Challenge
Lines containing the word "tuong" should be extracted in full.
((
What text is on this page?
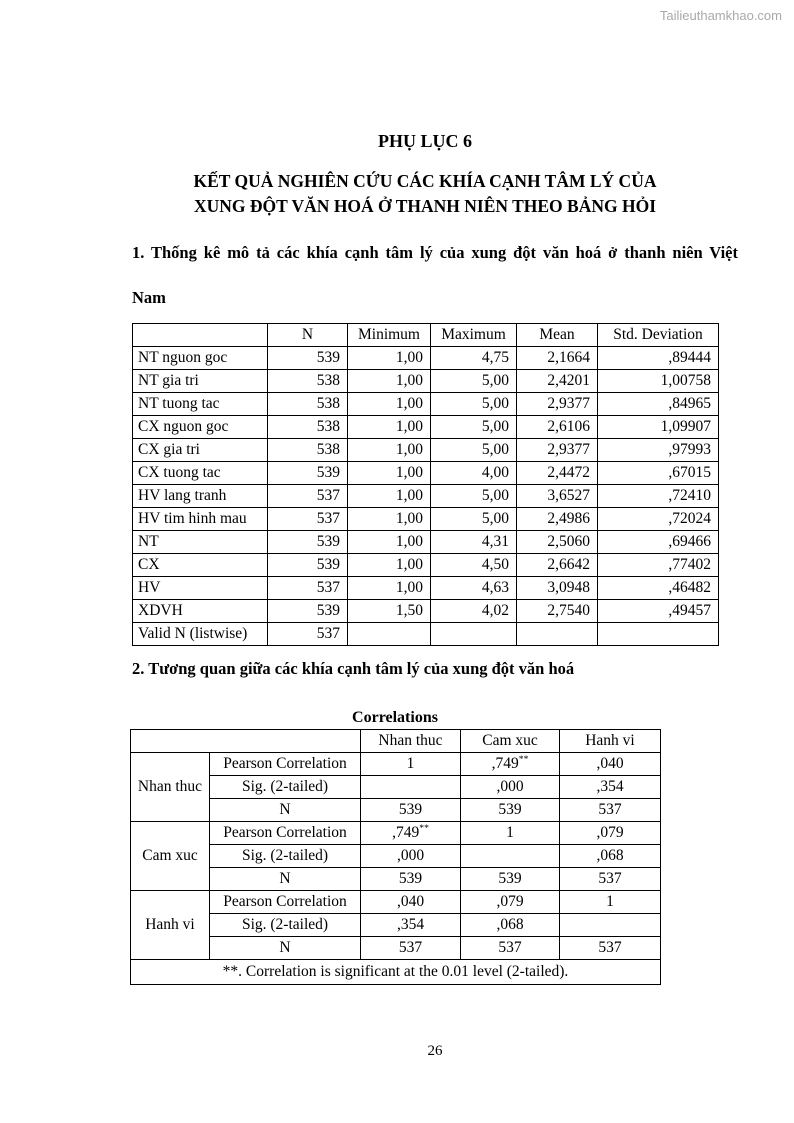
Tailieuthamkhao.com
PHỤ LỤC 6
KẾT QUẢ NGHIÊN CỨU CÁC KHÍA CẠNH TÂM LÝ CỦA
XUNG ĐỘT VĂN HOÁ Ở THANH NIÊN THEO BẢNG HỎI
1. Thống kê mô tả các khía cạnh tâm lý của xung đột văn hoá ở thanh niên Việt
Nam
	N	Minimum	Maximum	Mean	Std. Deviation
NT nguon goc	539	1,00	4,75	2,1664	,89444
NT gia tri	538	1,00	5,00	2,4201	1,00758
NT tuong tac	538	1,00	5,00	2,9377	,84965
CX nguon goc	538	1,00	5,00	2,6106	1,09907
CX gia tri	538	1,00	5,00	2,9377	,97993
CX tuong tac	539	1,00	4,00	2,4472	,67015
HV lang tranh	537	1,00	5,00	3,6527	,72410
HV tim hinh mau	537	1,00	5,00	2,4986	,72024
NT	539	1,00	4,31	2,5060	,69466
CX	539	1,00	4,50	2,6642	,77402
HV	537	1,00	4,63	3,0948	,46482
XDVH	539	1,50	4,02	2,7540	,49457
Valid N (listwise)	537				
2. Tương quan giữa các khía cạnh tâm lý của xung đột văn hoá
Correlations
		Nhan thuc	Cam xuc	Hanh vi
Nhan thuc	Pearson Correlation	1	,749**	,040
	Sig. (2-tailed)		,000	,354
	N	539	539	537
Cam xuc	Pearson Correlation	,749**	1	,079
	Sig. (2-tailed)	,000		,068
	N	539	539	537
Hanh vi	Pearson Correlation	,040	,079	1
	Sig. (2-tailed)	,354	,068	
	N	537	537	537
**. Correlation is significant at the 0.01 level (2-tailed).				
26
))
Written solution
NT tuong tac	538	1,00	5,00	2,9377	,84965
CX tuong tac	539	1,00	4,00	2,4472	,67015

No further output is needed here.